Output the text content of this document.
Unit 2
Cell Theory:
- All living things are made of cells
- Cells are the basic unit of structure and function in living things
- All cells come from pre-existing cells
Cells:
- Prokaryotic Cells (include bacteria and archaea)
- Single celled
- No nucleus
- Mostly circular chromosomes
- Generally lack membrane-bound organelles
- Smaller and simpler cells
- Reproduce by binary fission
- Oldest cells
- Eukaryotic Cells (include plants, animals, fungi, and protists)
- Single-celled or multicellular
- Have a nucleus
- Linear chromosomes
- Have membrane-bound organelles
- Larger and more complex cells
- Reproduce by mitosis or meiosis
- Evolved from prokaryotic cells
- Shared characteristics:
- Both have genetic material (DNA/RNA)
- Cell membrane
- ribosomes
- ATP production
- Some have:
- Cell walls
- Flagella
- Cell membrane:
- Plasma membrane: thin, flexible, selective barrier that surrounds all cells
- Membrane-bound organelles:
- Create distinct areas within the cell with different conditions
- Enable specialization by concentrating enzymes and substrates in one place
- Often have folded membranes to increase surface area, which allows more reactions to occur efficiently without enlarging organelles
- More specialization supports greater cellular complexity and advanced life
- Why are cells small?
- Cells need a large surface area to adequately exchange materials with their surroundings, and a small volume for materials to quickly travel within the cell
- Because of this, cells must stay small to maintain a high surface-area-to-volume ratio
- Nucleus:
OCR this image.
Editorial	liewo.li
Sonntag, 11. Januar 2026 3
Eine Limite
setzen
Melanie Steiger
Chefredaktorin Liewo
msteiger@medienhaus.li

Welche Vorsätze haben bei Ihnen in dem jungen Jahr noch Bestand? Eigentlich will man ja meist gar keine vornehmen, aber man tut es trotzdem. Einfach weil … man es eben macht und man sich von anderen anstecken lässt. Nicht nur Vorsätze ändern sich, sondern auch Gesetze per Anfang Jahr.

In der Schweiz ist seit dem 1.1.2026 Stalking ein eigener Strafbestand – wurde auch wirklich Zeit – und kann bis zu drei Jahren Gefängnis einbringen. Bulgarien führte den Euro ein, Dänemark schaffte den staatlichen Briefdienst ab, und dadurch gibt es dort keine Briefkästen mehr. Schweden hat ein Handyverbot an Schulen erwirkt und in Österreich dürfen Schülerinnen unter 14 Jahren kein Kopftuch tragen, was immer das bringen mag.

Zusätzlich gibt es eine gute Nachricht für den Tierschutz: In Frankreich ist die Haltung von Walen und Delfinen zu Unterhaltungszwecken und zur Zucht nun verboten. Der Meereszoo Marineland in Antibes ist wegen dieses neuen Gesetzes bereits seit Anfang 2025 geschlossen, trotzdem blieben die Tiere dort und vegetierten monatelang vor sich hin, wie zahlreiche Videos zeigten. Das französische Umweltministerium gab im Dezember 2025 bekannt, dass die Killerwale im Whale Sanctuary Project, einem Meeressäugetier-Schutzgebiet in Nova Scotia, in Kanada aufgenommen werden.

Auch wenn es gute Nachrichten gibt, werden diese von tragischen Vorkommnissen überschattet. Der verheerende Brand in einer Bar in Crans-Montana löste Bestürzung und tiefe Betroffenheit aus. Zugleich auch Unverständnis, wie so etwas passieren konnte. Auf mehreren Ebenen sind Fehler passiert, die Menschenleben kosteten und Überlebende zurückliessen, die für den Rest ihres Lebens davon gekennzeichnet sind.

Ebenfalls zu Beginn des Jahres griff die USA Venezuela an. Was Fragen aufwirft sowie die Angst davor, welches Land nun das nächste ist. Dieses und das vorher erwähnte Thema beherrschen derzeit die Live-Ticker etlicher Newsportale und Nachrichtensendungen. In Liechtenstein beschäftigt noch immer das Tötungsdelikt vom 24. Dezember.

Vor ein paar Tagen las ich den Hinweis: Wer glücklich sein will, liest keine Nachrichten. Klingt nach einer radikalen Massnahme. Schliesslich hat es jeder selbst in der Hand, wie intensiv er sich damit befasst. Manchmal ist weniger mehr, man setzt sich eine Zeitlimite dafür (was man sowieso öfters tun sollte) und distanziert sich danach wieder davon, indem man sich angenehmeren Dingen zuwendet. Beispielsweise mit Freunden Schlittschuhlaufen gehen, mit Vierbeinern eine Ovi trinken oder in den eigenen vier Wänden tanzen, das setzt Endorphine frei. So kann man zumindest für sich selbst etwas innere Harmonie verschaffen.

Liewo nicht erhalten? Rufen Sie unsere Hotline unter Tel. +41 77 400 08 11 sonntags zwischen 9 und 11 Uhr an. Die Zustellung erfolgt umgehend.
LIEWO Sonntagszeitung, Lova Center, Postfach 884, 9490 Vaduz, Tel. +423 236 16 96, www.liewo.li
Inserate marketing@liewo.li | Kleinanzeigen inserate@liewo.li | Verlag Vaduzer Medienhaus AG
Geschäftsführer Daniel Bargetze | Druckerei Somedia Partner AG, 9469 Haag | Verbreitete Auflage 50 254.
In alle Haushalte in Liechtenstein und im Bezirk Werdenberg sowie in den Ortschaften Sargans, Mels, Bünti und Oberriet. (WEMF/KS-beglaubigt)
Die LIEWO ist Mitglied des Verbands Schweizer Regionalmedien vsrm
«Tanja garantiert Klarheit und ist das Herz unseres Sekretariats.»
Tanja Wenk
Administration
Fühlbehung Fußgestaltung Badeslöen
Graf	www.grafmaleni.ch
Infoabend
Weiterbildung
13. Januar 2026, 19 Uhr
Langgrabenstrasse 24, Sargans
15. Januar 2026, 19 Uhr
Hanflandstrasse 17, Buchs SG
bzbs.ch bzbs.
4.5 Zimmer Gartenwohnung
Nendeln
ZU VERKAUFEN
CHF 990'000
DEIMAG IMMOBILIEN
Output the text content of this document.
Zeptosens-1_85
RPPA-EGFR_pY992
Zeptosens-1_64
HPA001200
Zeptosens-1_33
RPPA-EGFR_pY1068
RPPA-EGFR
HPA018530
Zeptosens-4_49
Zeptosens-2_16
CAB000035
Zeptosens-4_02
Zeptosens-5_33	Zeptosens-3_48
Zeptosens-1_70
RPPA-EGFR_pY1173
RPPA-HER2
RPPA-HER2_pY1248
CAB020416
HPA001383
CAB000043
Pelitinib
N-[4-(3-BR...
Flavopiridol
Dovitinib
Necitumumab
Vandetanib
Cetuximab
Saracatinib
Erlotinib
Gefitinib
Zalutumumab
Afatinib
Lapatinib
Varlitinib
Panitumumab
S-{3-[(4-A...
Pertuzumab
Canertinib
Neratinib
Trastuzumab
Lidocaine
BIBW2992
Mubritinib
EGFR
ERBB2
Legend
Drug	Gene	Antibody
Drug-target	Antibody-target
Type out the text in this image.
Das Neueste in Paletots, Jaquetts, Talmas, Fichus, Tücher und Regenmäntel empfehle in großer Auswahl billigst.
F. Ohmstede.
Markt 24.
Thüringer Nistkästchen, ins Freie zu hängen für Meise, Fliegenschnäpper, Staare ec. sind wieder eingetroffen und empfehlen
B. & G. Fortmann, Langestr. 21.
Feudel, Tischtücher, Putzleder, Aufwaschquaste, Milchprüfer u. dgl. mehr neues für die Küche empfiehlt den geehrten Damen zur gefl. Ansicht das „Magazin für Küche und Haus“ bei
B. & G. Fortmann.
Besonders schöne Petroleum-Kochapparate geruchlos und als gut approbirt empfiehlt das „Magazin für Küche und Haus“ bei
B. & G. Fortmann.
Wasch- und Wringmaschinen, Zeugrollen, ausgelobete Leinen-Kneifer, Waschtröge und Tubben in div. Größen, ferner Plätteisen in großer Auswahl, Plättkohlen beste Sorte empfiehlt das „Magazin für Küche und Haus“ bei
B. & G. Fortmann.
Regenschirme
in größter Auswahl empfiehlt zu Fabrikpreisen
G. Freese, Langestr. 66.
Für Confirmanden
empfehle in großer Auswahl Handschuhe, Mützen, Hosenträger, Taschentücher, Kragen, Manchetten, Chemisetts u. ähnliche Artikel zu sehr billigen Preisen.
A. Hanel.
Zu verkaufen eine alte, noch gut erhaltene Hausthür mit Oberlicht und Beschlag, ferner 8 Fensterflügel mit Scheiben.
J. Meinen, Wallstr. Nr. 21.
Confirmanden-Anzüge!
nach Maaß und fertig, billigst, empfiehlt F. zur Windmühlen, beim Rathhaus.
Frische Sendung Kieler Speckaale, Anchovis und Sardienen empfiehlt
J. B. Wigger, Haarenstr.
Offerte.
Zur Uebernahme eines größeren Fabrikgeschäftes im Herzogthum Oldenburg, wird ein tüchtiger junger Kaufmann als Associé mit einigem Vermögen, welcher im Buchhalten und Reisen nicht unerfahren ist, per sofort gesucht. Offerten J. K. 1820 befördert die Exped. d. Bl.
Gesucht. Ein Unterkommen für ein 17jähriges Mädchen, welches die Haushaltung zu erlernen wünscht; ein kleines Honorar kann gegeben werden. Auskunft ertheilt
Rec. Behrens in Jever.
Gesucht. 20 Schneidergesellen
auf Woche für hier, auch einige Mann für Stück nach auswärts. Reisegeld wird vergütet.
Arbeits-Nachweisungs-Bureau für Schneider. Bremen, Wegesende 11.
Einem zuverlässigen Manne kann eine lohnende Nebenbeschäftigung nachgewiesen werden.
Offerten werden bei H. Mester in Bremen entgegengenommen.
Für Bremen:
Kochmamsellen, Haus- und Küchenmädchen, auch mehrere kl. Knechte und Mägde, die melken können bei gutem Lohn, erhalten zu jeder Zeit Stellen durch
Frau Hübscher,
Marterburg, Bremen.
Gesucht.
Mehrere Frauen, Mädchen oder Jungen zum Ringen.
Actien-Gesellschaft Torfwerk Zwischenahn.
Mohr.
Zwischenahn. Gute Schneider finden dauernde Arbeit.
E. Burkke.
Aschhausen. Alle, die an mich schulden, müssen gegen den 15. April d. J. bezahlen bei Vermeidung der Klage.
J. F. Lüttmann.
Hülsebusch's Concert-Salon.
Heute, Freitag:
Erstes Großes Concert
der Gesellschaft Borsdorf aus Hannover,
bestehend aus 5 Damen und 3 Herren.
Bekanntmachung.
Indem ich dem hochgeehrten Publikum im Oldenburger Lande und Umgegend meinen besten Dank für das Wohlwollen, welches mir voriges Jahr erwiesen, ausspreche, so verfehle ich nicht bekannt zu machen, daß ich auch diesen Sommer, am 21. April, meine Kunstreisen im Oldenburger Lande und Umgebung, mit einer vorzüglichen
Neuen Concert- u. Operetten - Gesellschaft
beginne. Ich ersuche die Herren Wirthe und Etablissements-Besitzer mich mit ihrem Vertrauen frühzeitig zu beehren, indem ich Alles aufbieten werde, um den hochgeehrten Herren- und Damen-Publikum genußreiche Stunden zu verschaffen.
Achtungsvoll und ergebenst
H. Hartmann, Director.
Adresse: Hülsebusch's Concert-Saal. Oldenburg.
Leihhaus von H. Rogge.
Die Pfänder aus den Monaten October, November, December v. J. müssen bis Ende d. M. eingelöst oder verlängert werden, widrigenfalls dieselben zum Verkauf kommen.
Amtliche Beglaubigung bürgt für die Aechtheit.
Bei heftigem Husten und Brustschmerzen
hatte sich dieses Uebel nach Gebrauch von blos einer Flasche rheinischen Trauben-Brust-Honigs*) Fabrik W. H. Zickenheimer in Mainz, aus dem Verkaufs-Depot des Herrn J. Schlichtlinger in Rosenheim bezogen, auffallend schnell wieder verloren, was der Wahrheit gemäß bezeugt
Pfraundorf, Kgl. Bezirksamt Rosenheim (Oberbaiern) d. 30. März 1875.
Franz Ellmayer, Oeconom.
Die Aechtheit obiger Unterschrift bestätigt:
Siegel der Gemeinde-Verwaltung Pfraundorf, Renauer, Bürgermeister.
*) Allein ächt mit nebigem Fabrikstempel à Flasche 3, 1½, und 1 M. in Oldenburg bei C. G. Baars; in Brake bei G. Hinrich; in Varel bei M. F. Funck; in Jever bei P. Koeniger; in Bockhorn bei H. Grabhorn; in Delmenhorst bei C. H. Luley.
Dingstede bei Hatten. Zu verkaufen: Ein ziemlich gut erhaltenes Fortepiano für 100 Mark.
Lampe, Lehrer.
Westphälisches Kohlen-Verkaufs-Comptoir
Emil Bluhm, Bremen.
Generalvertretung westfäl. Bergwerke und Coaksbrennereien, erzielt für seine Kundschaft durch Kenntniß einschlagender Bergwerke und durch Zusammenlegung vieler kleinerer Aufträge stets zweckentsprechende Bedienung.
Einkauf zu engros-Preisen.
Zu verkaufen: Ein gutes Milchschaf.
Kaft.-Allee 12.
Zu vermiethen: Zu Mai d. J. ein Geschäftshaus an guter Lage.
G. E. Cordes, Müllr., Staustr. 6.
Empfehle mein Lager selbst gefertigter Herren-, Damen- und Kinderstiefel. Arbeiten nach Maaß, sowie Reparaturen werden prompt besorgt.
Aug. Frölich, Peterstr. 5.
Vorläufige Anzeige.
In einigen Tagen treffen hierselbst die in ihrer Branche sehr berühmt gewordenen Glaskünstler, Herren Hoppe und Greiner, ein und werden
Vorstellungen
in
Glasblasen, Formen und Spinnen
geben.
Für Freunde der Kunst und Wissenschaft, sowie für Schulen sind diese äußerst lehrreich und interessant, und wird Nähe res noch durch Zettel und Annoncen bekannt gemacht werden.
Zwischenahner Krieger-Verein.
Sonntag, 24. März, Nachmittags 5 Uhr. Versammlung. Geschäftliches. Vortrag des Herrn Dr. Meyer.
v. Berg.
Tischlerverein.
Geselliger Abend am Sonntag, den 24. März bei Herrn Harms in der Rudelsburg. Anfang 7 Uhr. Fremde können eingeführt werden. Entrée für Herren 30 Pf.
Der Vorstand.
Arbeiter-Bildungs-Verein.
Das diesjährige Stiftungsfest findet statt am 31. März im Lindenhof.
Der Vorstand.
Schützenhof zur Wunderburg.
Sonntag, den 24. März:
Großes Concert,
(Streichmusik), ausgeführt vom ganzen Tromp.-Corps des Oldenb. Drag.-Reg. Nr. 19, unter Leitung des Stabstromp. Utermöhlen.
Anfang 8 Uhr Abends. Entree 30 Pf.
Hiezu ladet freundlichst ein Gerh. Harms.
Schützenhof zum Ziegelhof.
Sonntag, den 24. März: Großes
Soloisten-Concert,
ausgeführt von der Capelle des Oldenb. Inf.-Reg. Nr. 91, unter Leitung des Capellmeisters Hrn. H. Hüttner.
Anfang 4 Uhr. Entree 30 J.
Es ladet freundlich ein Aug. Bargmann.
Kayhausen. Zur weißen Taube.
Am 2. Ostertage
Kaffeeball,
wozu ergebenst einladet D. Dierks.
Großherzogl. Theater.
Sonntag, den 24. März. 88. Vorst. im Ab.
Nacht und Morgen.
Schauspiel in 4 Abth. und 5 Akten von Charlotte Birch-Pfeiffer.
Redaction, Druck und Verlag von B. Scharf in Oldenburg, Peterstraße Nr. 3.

+ + + + + + +

# [The problem]
Which lines in the records above contain the word "include"? Return each of them.

# [Solution below]
- Prokaryotic Cells (include bacteria and archaea)
- Eukaryotic Cells (include plants, animals, fungi, and protists)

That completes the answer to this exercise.